(Extracted records)
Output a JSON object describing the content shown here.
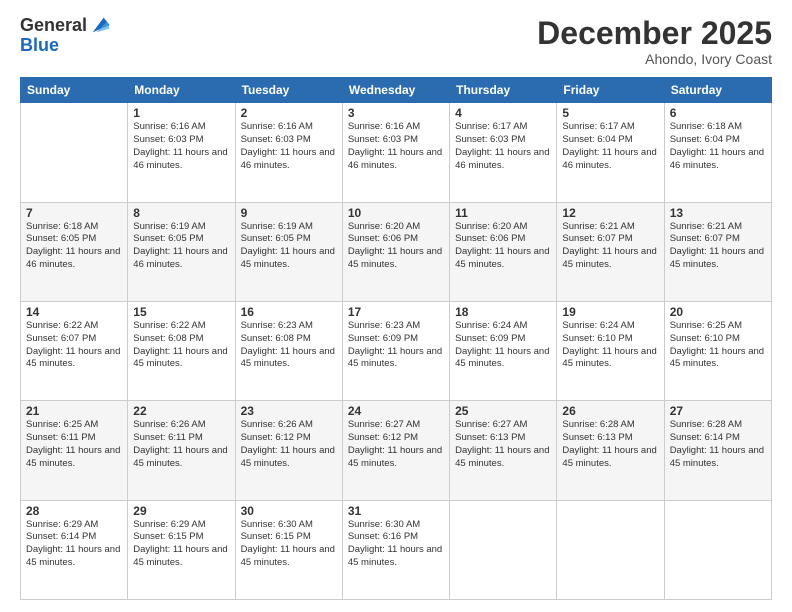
{
  "header": {
    "logo": {
      "general": "General",
      "blue": "Blue"
    },
    "title": "December 2025",
    "subtitle": "Ahondo, Ivory Coast"
  },
  "calendar": {
    "days_of_week": [
      "Sunday",
      "Monday",
      "Tuesday",
      "Wednesday",
      "Thursday",
      "Friday",
      "Saturday"
    ],
    "weeks": [
      [
        {
          "day": "",
          "sunrise": "",
          "sunset": "",
          "daylight": ""
        },
        {
          "day": "1",
          "sunrise": "Sunrise: 6:16 AM",
          "sunset": "Sunset: 6:03 PM",
          "daylight": "Daylight: 11 hours and 46 minutes."
        },
        {
          "day": "2",
          "sunrise": "Sunrise: 6:16 AM",
          "sunset": "Sunset: 6:03 PM",
          "daylight": "Daylight: 11 hours and 46 minutes."
        },
        {
          "day": "3",
          "sunrise": "Sunrise: 6:16 AM",
          "sunset": "Sunset: 6:03 PM",
          "daylight": "Daylight: 11 hours and 46 minutes."
        },
        {
          "day": "4",
          "sunrise": "Sunrise: 6:17 AM",
          "sunset": "Sunset: 6:03 PM",
          "daylight": "Daylight: 11 hours and 46 minutes."
        },
        {
          "day": "5",
          "sunrise": "Sunrise: 6:17 AM",
          "sunset": "Sunset: 6:04 PM",
          "daylight": "Daylight: 11 hours and 46 minutes."
        },
        {
          "day": "6",
          "sunrise": "Sunrise: 6:18 AM",
          "sunset": "Sunset: 6:04 PM",
          "daylight": "Daylight: 11 hours and 46 minutes."
        }
      ],
      [
        {
          "day": "7",
          "sunrise": "Sunrise: 6:18 AM",
          "sunset": "Sunset: 6:05 PM",
          "daylight": "Daylight: 11 hours and 46 minutes."
        },
        {
          "day": "8",
          "sunrise": "Sunrise: 6:19 AM",
          "sunset": "Sunset: 6:05 PM",
          "daylight": "Daylight: 11 hours and 46 minutes."
        },
        {
          "day": "9",
          "sunrise": "Sunrise: 6:19 AM",
          "sunset": "Sunset: 6:05 PM",
          "daylight": "Daylight: 11 hours and 45 minutes."
        },
        {
          "day": "10",
          "sunrise": "Sunrise: 6:20 AM",
          "sunset": "Sunset: 6:06 PM",
          "daylight": "Daylight: 11 hours and 45 minutes."
        },
        {
          "day": "11",
          "sunrise": "Sunrise: 6:20 AM",
          "sunset": "Sunset: 6:06 PM",
          "daylight": "Daylight: 11 hours and 45 minutes."
        },
        {
          "day": "12",
          "sunrise": "Sunrise: 6:21 AM",
          "sunset": "Sunset: 6:07 PM",
          "daylight": "Daylight: 11 hours and 45 minutes."
        },
        {
          "day": "13",
          "sunrise": "Sunrise: 6:21 AM",
          "sunset": "Sunset: 6:07 PM",
          "daylight": "Daylight: 11 hours and 45 minutes."
        }
      ],
      [
        {
          "day": "14",
          "sunrise": "Sunrise: 6:22 AM",
          "sunset": "Sunset: 6:07 PM",
          "daylight": "Daylight: 11 hours and 45 minutes."
        },
        {
          "day": "15",
          "sunrise": "Sunrise: 6:22 AM",
          "sunset": "Sunset: 6:08 PM",
          "daylight": "Daylight: 11 hours and 45 minutes."
        },
        {
          "day": "16",
          "sunrise": "Sunrise: 6:23 AM",
          "sunset": "Sunset: 6:08 PM",
          "daylight": "Daylight: 11 hours and 45 minutes."
        },
        {
          "day": "17",
          "sunrise": "Sunrise: 6:23 AM",
          "sunset": "Sunset: 6:09 PM",
          "daylight": "Daylight: 11 hours and 45 minutes."
        },
        {
          "day": "18",
          "sunrise": "Sunrise: 6:24 AM",
          "sunset": "Sunset: 6:09 PM",
          "daylight": "Daylight: 11 hours and 45 minutes."
        },
        {
          "day": "19",
          "sunrise": "Sunrise: 6:24 AM",
          "sunset": "Sunset: 6:10 PM",
          "daylight": "Daylight: 11 hours and 45 minutes."
        },
        {
          "day": "20",
          "sunrise": "Sunrise: 6:25 AM",
          "sunset": "Sunset: 6:10 PM",
          "daylight": "Daylight: 11 hours and 45 minutes."
        }
      ],
      [
        {
          "day": "21",
          "sunrise": "Sunrise: 6:25 AM",
          "sunset": "Sunset: 6:11 PM",
          "daylight": "Daylight: 11 hours and 45 minutes."
        },
        {
          "day": "22",
          "sunrise": "Sunrise: 6:26 AM",
          "sunset": "Sunset: 6:11 PM",
          "daylight": "Daylight: 11 hours and 45 minutes."
        },
        {
          "day": "23",
          "sunrise": "Sunrise: 6:26 AM",
          "sunset": "Sunset: 6:12 PM",
          "daylight": "Daylight: 11 hours and 45 minutes."
        },
        {
          "day": "24",
          "sunrise": "Sunrise: 6:27 AM",
          "sunset": "Sunset: 6:12 PM",
          "daylight": "Daylight: 11 hours and 45 minutes."
        },
        {
          "day": "25",
          "sunrise": "Sunrise: 6:27 AM",
          "sunset": "Sunset: 6:13 PM",
          "daylight": "Daylight: 11 hours and 45 minutes."
        },
        {
          "day": "26",
          "sunrise": "Sunrise: 6:28 AM",
          "sunset": "Sunset: 6:13 PM",
          "daylight": "Daylight: 11 hours and 45 minutes."
        },
        {
          "day": "27",
          "sunrise": "Sunrise: 6:28 AM",
          "sunset": "Sunset: 6:14 PM",
          "daylight": "Daylight: 11 hours and 45 minutes."
        }
      ],
      [
        {
          "day": "28",
          "sunrise": "Sunrise: 6:29 AM",
          "sunset": "Sunset: 6:14 PM",
          "daylight": "Daylight: 11 hours and 45 minutes."
        },
        {
          "day": "29",
          "sunrise": "Sunrise: 6:29 AM",
          "sunset": "Sunset: 6:15 PM",
          "daylight": "Daylight: 11 hours and 45 minutes."
        },
        {
          "day": "30",
          "sunrise": "Sunrise: 6:30 AM",
          "sunset": "Sunset: 6:15 PM",
          "daylight": "Daylight: 11 hours and 45 minutes."
        },
        {
          "day": "31",
          "sunrise": "Sunrise: 6:30 AM",
          "sunset": "Sunset: 6:16 PM",
          "daylight": "Daylight: 11 hours and 45 minutes."
        },
        {
          "day": "",
          "sunrise": "",
          "sunset": "",
          "daylight": ""
        },
        {
          "day": "",
          "sunrise": "",
          "sunset": "",
          "daylight": ""
        },
        {
          "day": "",
          "sunrise": "",
          "sunset": "",
          "daylight": ""
        }
      ]
    ]
  }
}
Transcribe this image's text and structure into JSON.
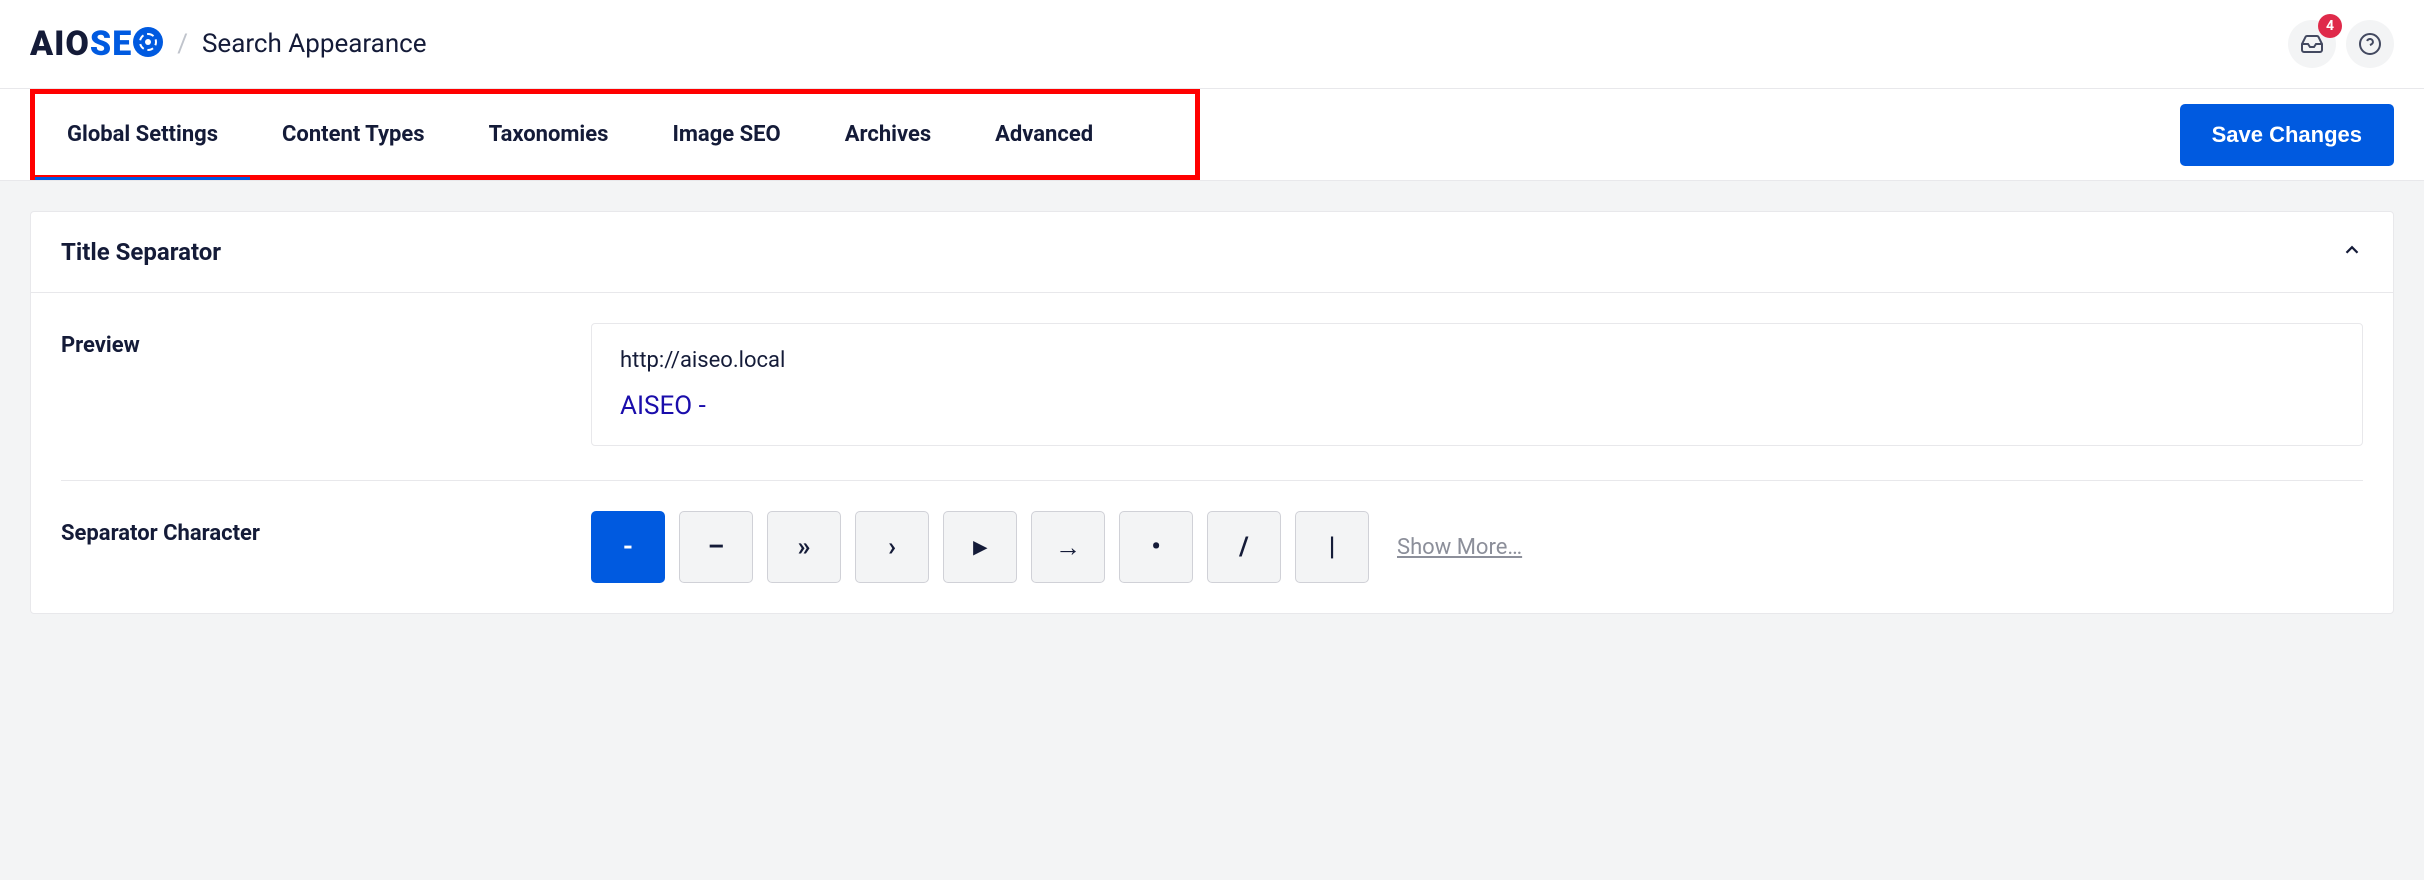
{
  "header": {
    "logo_aio": "AIO",
    "logo_se": "SE",
    "page_title": "Search Appearance",
    "notification_count": "4"
  },
  "tabs": [
    {
      "label": "Global Settings",
      "active": true
    },
    {
      "label": "Content Types",
      "active": false
    },
    {
      "label": "Taxonomies",
      "active": false
    },
    {
      "label": "Image SEO",
      "active": false
    },
    {
      "label": "Archives",
      "active": false
    },
    {
      "label": "Advanced",
      "active": false
    }
  ],
  "actions": {
    "save_label": "Save Changes"
  },
  "card": {
    "title": "Title Separator",
    "sections": {
      "preview": {
        "label": "Preview",
        "url": "http://aiseo.local",
        "title_preview": "AISEO -"
      },
      "separator": {
        "label": "Separator Character",
        "options": [
          {
            "char": "-",
            "active": true
          },
          {
            "char": "–",
            "active": false
          },
          {
            "char": "»",
            "active": false
          },
          {
            "char": "›",
            "active": false
          },
          {
            "char": "▸",
            "active": false
          },
          {
            "char": "→",
            "active": false
          },
          {
            "char": "•",
            "active": false
          },
          {
            "char": "/",
            "active": false
          },
          {
            "char": "|",
            "active": false
          }
        ],
        "show_more": "Show More…"
      }
    }
  }
}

WHAT THE EXERCISE ASKS:
Find the word "JSON" in the entries, and copy every line it shows up in.

RESPONSE FOR THIS EXERCISE:
Output a JSON object describing the content shown here.
Transcribe this image's text and structure into JSON.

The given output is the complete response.